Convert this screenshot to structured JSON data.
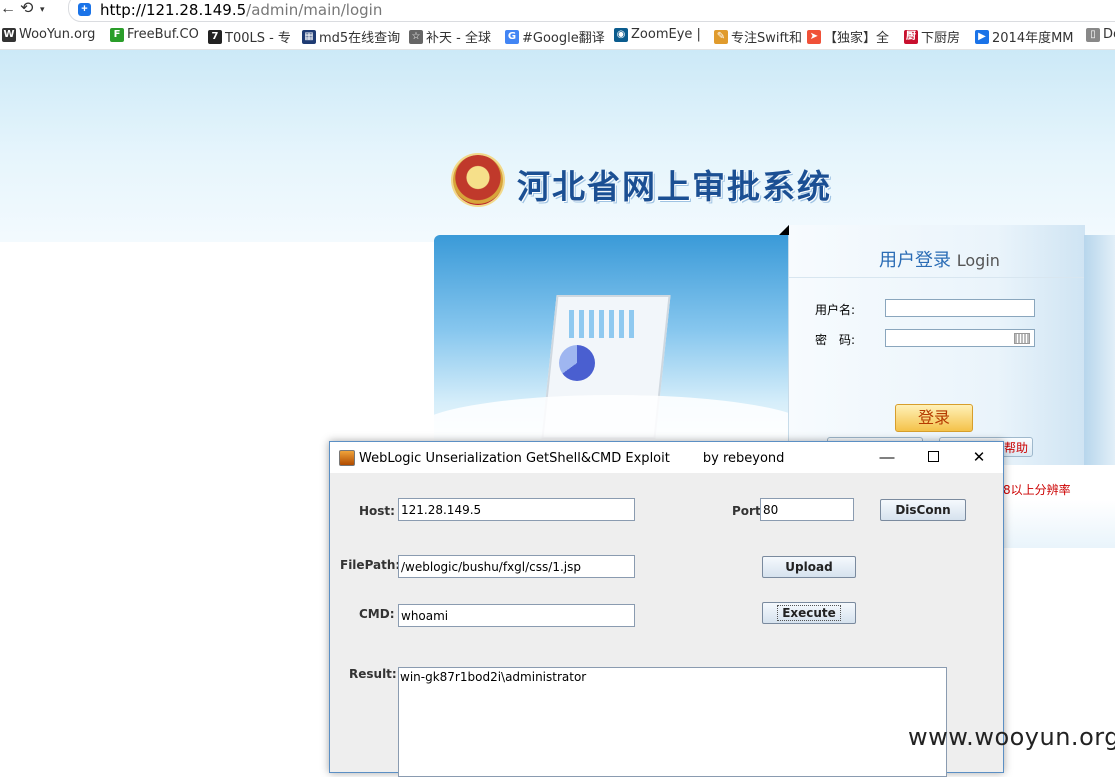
{
  "browser": {
    "url_host": "http://121.28.149.5",
    "url_path": "/admin/main/login",
    "bookmarks": [
      {
        "label": "WooYun.org",
        "icon": "wooyun-icon",
        "color": "#333333"
      },
      {
        "label": "FreeBuf.CO",
        "icon": "freebuf-icon",
        "color": "#2a9d2a"
      },
      {
        "label": "T00LS - 专",
        "icon": "tools-icon",
        "color": "#222222"
      },
      {
        "label": "md5在线查询",
        "icon": "grid-icon",
        "color": "#1f3b73"
      },
      {
        "label": "补天 - 全球",
        "icon": "star-icon",
        "color": "#666666"
      },
      {
        "label": "#Google翻译",
        "icon": "translate-icon",
        "color": "#4285f4"
      },
      {
        "label": "ZoomEye |",
        "icon": "zoomeye-icon",
        "color": "#0b5c8e"
      },
      {
        "label": "专注Swift和",
        "icon": "pen-icon",
        "color": "#e09b2d"
      },
      {
        "label": "【独家】全",
        "icon": "swift-icon",
        "color": "#f05138"
      },
      {
        "label": "下厨房",
        "icon": "kitchen-icon",
        "color": "#c8102e"
      },
      {
        "label": "2014年度MM",
        "icon": "play-icon",
        "color": "#1a73e8"
      },
      {
        "label": "Do",
        "icon": "document-icon",
        "color": "#888888"
      }
    ]
  },
  "page": {
    "site_title": "河北省网上审批系统",
    "login": {
      "title_cn": "用户登录",
      "title_en": "Login",
      "username_label": "用户名:",
      "password_label": "密　码:",
      "submit_label": "登录",
      "help_label": "帮助"
    },
    "resolution_note": "8以上分辨率"
  },
  "dialog": {
    "title": "WebLogic Unserialization GetShell&CMD Exploit        by rebeyond",
    "host_label": "Host:",
    "host_value": "121.28.149.5",
    "port_label": "Port:",
    "port_value": "80",
    "disconn_label": "DisConn",
    "filepath_label": "FilePath:",
    "filepath_value": "/weblogic/bushu/fxgl/css/1.jsp",
    "upload_label": "Upload",
    "cmd_label": "CMD:",
    "cmd_value": "whoami",
    "execute_label": "Execute",
    "result_label": "Result:",
    "result_value": "win-gk87r1bod2i\\administrator"
  },
  "watermark": "www.wooyun.org",
  "colors": {
    "accent": "#1b4f93",
    "dialog_border": "#5b8fc4",
    "alert": "#cc0000"
  }
}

§ Directions for this task
Omit the pictures and restate the rest of the records verbatim.

§ Expected answer
Convert this screenshot to structured JSON data.
{
  "browser": {
    "url_host": "http://121.28.149.5",
    "url_path": "/admin/main/login",
    "bookmarks": [
      {
        "label": "WooYun.org",
        "icon": "wooyun-icon",
        "color": "#333333"
      },
      {
        "label": "FreeBuf.CO",
        "icon": "freebuf-icon",
        "color": "#2a9d2a"
      },
      {
        "label": "T00LS - 专",
        "icon": "tools-icon",
        "color": "#222222"
      },
      {
        "label": "md5在线查询",
        "icon": "grid-icon",
        "color": "#1f3b73"
      },
      {
        "label": "补天 - 全球",
        "icon": "star-icon",
        "color": "#666666"
      },
      {
        "label": "#Google翻译",
        "icon": "translate-icon",
        "color": "#4285f4"
      },
      {
        "label": "ZoomEye |",
        "icon": "zoomeye-icon",
        "color": "#0b5c8e"
      },
      {
        "label": "专注Swift和",
        "icon": "pen-icon",
        "color": "#e09b2d"
      },
      {
        "label": "【独家】全",
        "icon": "swift-icon",
        "color": "#f05138"
      },
      {
        "label": "下厨房",
        "icon": "kitchen-icon",
        "color": "#c8102e"
      },
      {
        "label": "2014年度MM",
        "icon": "play-icon",
        "color": "#1a73e8"
      },
      {
        "label": "Do",
        "icon": "document-icon",
        "color": "#888888"
      }
    ]
  },
  "page": {
    "site_title": "河北省网上审批系统",
    "login": {
      "title_cn": "用户登录",
      "title_en": "Login",
      "username_label": "用户名:",
      "password_label": "密　码:",
      "submit_label": "登录",
      "help_label": "帮助"
    },
    "resolution_note": "8以上分辨率"
  },
  "dialog": {
    "title": "WebLogic Unserialization GetShell&CMD Exploit        by rebeyond",
    "host_label": "Host:",
    "host_value": "121.28.149.5",
    "port_label": "Port:",
    "port_value": "80",
    "disconn_label": "DisConn",
    "filepath_label": "FilePath:",
    "filepath_value": "/weblogic/bushu/fxgl/css/1.jsp",
    "upload_label": "Upload",
    "cmd_label": "CMD:",
    "cmd_value": "whoami",
    "execute_label": "Execute",
    "result_label": "Result:",
    "result_value": "win-gk87r1bod2i\\administrator"
  },
  "watermark": "www.wooyun.org",
  "colors": {
    "accent": "#1b4f93",
    "dialog_border": "#5b8fc4",
    "alert": "#cc0000"
  }
}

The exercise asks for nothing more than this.